SET TASK - Set down each line of the data below exactly as it stands, dropping the pictures.
[Start of SOURCE MATERIAL]
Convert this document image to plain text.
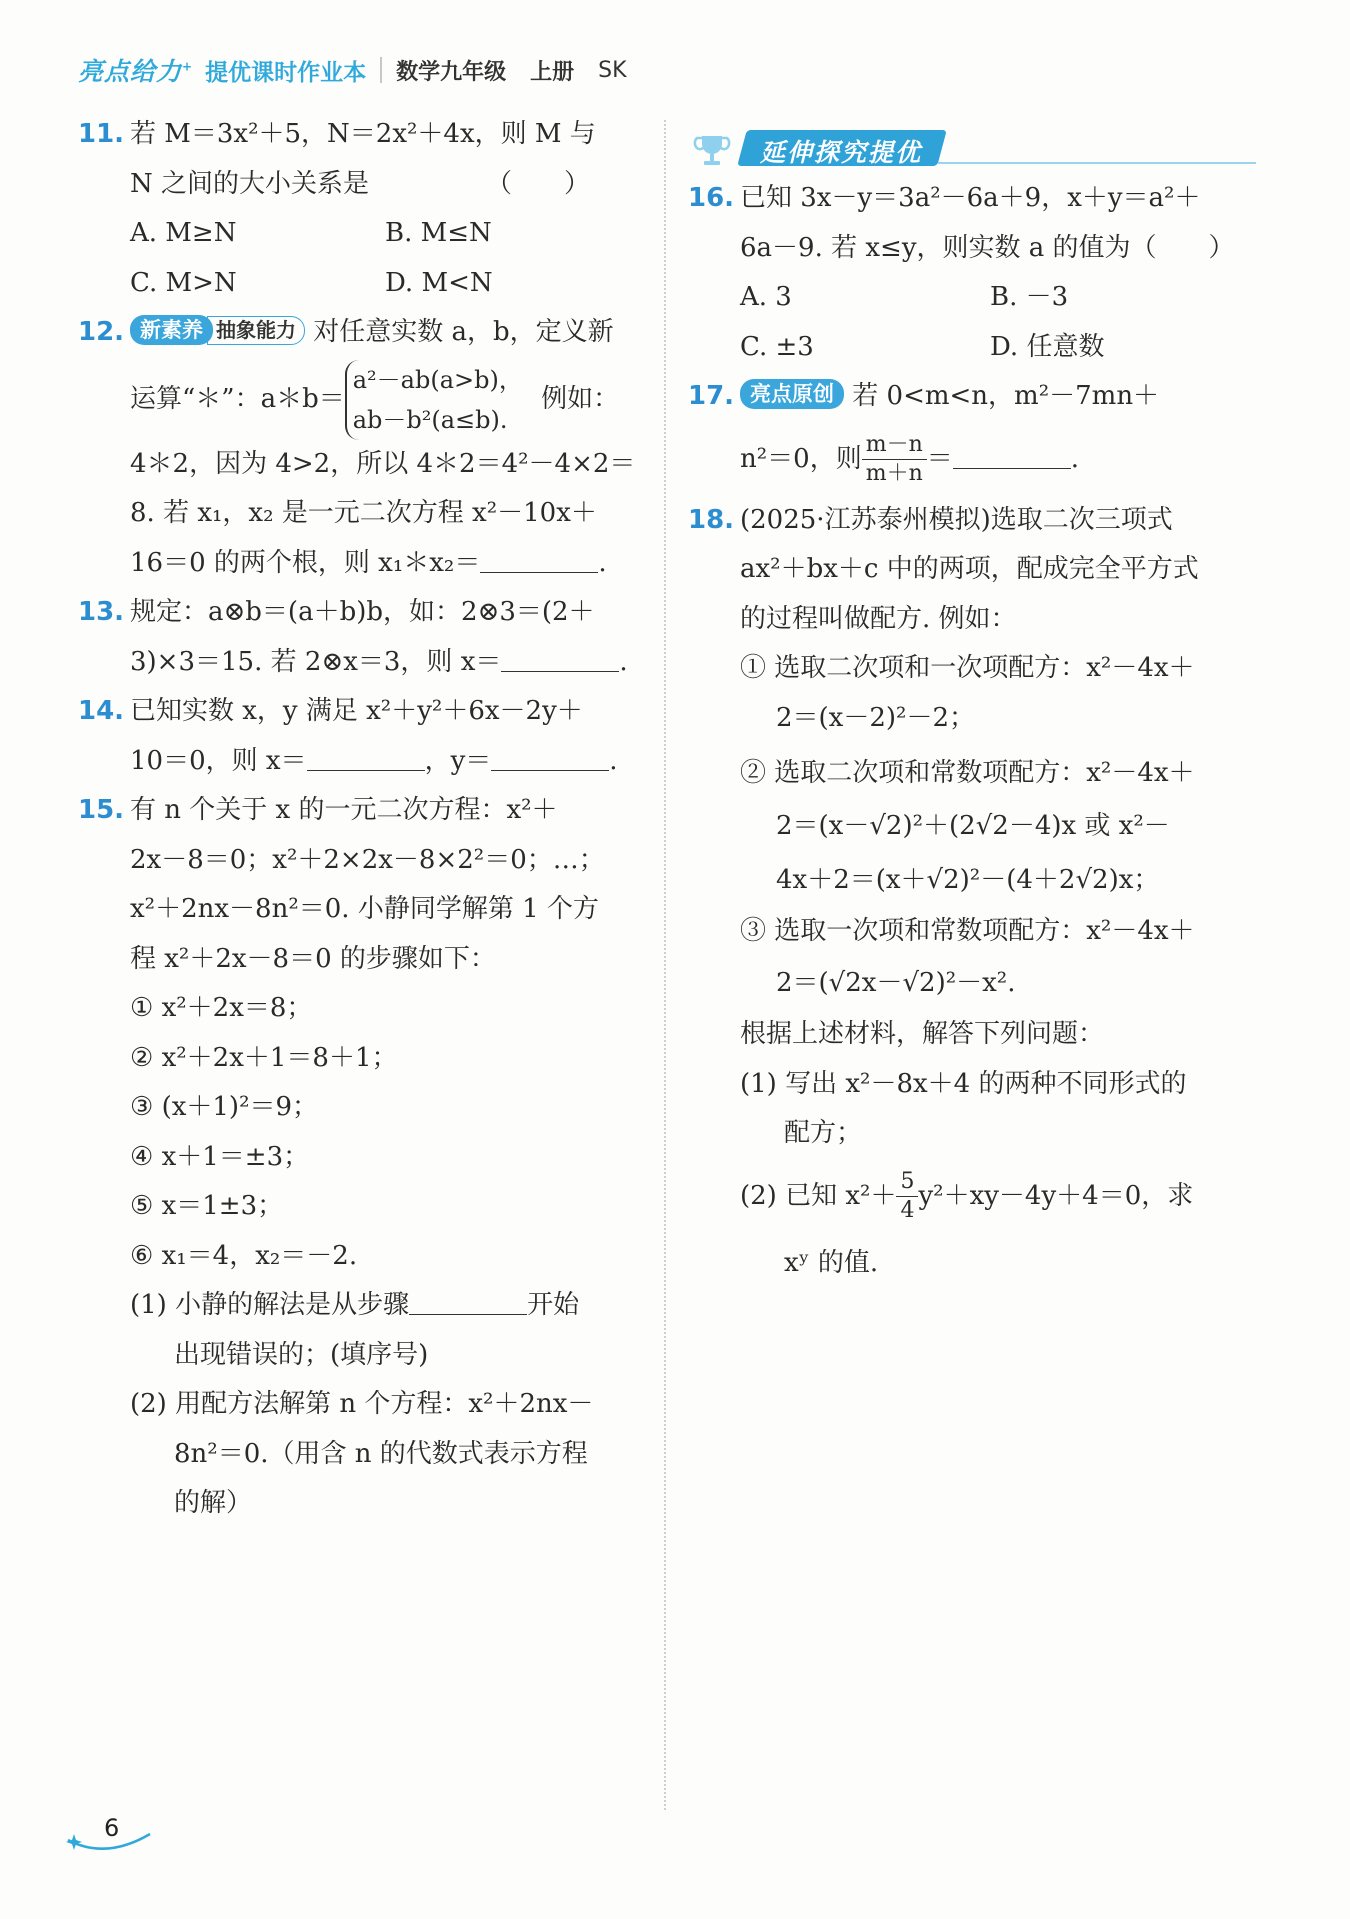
亮点给力+ 提优课时作业本 数学九年级 上册 SK
11. 若 M＝3x²＋5，N＝2x²＋4x，则 M 与
N 之间的大小关系是　　　　　（　　）
A. M≥N	B. M≤N
C. M>N	D. M<N
12. 新素养 抽象能力 对任意实数 a，b，定义新
运算“＊”：a＊b＝
a²－ab(a>b)，
ab－b²(a≤b).
例如：
4＊2，因为 4>2，所以 4＊2＝4²－4×2＝
8. 若 x₁，x₂ 是一元二次方程 x²－10x＋
16＝0 的两个根，则 x₁＊x₂＝	.
13. 规定：a⊗b＝(a＋b)b，如：2⊗3＝(2＋
3)×3＝15. 若 2⊗x＝3，则 x＝	.
14. 已知实数 x，y 满足 x²＋y²＋6x－2y＋
10＝0，则 x＝	，y＝	.
15. 有 n 个关于 x 的一元二次方程：x²＋
2x－8＝0；x²＋2×2x－8×2²＝0；…；
x²＋2nx－8n²＝0. 小静同学解第 1 个方
程 x²＋2x－8＝0 的步骤如下：
① x²＋2x＝8；
② x²＋2x＋1＝8＋1；
③ (x＋1)²＝9；
④ x＋1＝±3；
⑤ x＝1±3；
⑥ x₁＝4，x₂＝－2.
(1) 小静的解法是从步骤	开始
出现错误的；(填序号)
(2) 用配方法解第 n 个方程：x²＋2nx－
8n²＝0.（用含 n 的代数式表示方程
的解）
延伸探究提优
16. 已知 3x－y＝3a²－6a＋9，x＋y＝a²＋
6a－9. 若 x≤y，则实数 a 的值为（　　）
A. 3	B. －3
C. ±3	D. 任意数
17. 亮点原创 若 0<m<n，m²－7mn＋
n²＝0，则 $\frac{m-n}{m+n}$ ＝	.
18. (2025·江苏泰州模拟)选取二次三项式
ax²＋bx＋c 中的两项，配成完全平方式
的过程叫做配方. 例如：
① 选取二次项和一次项配方：x²－4x＋
2＝(x－2)²－2；
② 选取二次项和常数项配方：x²－4x＋
2＝(x－√2)²＋(2√2－4)x 或 x²－
4x＋2＝(x＋√2)²－(4＋2√2)x；
③ 选取一次项和常数项配方：x²－4x＋
2＝(√2x－√2)²－x².
根据上述材料，解答下列问题：
(1) 写出 x²－8x＋4 的两种不同形式的
配方；
(2) 已知 $x^2+ \frac{5}{4} y^2+xy-4y+4=0$，求
xʸ 的值.
6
[End of SOURCE MATERIAL]
WORKED SOLUTION -
Convert this document image to plain text.
亮点给力+ 提优课时作业本 数学九年级 上册 SK
11. 若 M＝3x²＋5，N＝2x²＋4x，则 M 与
N 之间的大小关系是　　　　　（　　）
A. M≥N	B. M≤N
C. M>N	D. M<N
12. 新素养 抽象能力 对任意实数 a，b，定义新
运算“＊”：a＊b＝
a²－ab(a>b)，
ab－b²(a≤b).
例如：
4＊2，因为 4>2，所以 4＊2＝4²－4×2＝
8. 若 x₁，x₂ 是一元二次方程 x²－10x＋
16＝0 的两个根，则 x₁＊x₂＝	.
13. 规定：a⊗b＝(a＋b)b，如：2⊗3＝(2＋
3)×3＝15. 若 2⊗x＝3，则 x＝	.
14. 已知实数 x，y 满足 x²＋y²＋6x－2y＋
10＝0，则 x＝	，y＝	.
15. 有 n 个关于 x 的一元二次方程：x²＋
2x－8＝0；x²＋2×2x－8×2²＝0；…；
x²＋2nx－8n²＝0. 小静同学解第 1 个方
程 x²＋2x－8＝0 的步骤如下：
① x²＋2x＝8；
② x²＋2x＋1＝8＋1；
③ (x＋1)²＝9；
④ x＋1＝±3；
⑤ x＝1±3；
⑥ x₁＝4，x₂＝－2.
(1) 小静的解法是从步骤	开始
出现错误的；(填序号)
(2) 用配方法解第 n 个方程：x²＋2nx－
8n²＝0.（用含 n 的代数式表示方程
的解）
延伸探究提优
16. 已知 3x－y＝3a²－6a＋9，x＋y＝a²＋
6a－9. 若 x≤y，则实数 a 的值为（　　）
A. 3	B. －3
C. ±3	D. 任意数
17. 亮点原创 若 0<m<n，m²－7mn＋
n²＝0，则 $\frac{m-n}{m+n}$ ＝	.
18. (2025·江苏泰州模拟)选取二次三项式
ax²＋bx＋c 中的两项，配成完全平方式
的过程叫做配方. 例如：
① 选取二次项和一次项配方：x²－4x＋
2＝(x－2)²－2；
② 选取二次项和常数项配方：x²－4x＋
2＝(x－√2)²＋(2√2－4)x 或 x²－
4x＋2＝(x＋√2)²－(4＋2√2)x；
③ 选取一次项和常数项配方：x²－4x＋
2＝(√2x－√2)²－x².
根据上述材料，解答下列问题：
(1) 写出 x²－8x＋4 的两种不同形式的
配方；
(2) 已知 $x^2+ \frac{5}{4} y^2+xy-4y+4=0$，求
xʸ 的值.
6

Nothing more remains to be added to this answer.